◆ **Exercise prompt**
Review the material line by line. Identify and copy every line that contains the string "JSON".

-- START Input --

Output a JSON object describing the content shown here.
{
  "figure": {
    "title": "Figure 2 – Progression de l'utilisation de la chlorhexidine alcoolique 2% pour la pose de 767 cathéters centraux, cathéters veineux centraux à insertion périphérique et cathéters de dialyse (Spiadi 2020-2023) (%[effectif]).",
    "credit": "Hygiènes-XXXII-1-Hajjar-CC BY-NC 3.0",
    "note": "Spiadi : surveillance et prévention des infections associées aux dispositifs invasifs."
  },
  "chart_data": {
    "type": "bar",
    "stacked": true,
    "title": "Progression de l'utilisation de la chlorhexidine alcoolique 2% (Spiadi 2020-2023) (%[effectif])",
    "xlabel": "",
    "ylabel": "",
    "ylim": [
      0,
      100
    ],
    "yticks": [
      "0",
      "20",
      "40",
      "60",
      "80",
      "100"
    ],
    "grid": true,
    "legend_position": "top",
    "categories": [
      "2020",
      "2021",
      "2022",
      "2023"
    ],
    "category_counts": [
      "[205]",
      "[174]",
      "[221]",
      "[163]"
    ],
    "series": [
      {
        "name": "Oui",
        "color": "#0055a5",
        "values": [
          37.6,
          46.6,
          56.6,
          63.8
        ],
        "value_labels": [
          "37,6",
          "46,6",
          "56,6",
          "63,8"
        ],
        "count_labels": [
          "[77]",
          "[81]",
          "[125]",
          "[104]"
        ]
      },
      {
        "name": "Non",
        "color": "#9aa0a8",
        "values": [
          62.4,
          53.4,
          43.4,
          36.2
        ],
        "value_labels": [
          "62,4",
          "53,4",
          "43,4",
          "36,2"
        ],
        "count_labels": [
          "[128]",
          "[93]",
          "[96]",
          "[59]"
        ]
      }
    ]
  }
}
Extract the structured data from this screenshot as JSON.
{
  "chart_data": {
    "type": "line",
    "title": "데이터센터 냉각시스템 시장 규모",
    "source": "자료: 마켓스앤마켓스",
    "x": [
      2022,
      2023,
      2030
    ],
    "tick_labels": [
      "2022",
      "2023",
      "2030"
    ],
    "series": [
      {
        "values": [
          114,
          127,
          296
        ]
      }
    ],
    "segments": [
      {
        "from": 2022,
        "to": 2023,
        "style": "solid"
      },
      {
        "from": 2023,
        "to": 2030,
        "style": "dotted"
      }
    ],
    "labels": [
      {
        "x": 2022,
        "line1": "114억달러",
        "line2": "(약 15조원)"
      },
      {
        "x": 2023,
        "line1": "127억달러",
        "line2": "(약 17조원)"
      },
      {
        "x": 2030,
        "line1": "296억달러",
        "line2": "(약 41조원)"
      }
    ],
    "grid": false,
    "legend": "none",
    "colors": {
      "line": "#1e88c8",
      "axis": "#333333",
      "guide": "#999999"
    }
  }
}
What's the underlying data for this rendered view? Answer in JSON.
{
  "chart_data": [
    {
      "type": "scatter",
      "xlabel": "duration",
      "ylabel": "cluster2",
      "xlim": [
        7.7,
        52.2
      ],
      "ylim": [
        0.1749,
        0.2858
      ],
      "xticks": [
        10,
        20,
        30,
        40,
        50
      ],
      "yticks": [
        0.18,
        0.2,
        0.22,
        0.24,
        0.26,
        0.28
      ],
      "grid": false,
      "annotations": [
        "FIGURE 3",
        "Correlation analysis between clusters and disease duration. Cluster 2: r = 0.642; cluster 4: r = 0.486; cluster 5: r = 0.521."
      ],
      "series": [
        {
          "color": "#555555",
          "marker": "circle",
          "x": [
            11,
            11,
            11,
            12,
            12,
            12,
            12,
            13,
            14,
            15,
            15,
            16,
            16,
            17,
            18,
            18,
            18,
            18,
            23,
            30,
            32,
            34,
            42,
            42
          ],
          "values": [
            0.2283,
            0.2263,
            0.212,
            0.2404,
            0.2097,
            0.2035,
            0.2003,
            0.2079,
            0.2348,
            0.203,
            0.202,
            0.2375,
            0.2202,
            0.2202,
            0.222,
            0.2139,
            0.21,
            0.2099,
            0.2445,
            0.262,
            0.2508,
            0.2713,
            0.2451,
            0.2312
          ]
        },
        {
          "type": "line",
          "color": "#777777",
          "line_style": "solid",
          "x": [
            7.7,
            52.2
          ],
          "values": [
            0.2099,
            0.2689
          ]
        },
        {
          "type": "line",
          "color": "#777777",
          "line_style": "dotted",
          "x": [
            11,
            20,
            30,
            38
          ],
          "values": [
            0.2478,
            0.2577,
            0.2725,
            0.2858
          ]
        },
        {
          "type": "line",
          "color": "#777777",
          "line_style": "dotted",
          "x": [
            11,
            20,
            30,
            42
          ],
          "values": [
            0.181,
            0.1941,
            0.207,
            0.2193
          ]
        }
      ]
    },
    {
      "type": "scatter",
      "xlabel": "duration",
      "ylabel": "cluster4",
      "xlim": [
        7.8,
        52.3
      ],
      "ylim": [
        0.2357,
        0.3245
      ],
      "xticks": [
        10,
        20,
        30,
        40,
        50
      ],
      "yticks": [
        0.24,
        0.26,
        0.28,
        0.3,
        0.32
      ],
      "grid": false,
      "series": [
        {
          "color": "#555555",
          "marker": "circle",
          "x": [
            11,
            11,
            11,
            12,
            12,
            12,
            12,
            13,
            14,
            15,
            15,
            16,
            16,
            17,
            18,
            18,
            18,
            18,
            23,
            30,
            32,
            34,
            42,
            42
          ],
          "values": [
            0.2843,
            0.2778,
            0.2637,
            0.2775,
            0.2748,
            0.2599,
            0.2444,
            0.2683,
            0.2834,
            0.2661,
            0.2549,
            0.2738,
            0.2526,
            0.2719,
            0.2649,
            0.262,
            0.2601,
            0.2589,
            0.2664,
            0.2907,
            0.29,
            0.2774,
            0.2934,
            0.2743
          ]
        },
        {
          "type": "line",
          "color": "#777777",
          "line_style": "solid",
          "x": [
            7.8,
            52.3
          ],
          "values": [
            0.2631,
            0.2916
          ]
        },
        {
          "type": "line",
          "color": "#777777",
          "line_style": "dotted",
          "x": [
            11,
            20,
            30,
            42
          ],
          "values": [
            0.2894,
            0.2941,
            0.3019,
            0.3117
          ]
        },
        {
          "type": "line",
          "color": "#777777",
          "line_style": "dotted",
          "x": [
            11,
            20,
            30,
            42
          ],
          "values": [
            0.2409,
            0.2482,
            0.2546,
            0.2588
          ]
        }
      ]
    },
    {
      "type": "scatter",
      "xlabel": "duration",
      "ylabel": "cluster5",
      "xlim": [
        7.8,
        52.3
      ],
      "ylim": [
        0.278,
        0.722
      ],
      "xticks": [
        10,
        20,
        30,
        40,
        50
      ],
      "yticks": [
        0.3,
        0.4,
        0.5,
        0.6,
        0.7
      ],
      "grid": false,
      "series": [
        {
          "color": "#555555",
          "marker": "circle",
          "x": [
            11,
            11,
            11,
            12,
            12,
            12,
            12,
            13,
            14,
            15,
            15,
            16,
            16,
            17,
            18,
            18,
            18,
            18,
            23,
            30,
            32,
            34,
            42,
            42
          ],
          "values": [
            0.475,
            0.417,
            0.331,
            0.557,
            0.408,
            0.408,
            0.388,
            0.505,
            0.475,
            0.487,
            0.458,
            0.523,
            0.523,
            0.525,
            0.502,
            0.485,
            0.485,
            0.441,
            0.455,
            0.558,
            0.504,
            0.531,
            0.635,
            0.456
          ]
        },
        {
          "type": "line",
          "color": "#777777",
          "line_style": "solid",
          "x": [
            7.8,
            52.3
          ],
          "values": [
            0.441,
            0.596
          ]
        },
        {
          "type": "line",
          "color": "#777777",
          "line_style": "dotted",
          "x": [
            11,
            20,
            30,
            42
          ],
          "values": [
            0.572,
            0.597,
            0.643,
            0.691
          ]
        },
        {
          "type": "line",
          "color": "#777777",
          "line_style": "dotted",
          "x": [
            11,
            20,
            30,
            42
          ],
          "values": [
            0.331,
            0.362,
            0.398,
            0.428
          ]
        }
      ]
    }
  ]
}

-- END Input --

◆ **Answer to this problem**
Output a JSON object describing the content shown here.
Extract the structured data from this screenshot as JSON.
What's the underlying data for this rendered view? Answer in JSON.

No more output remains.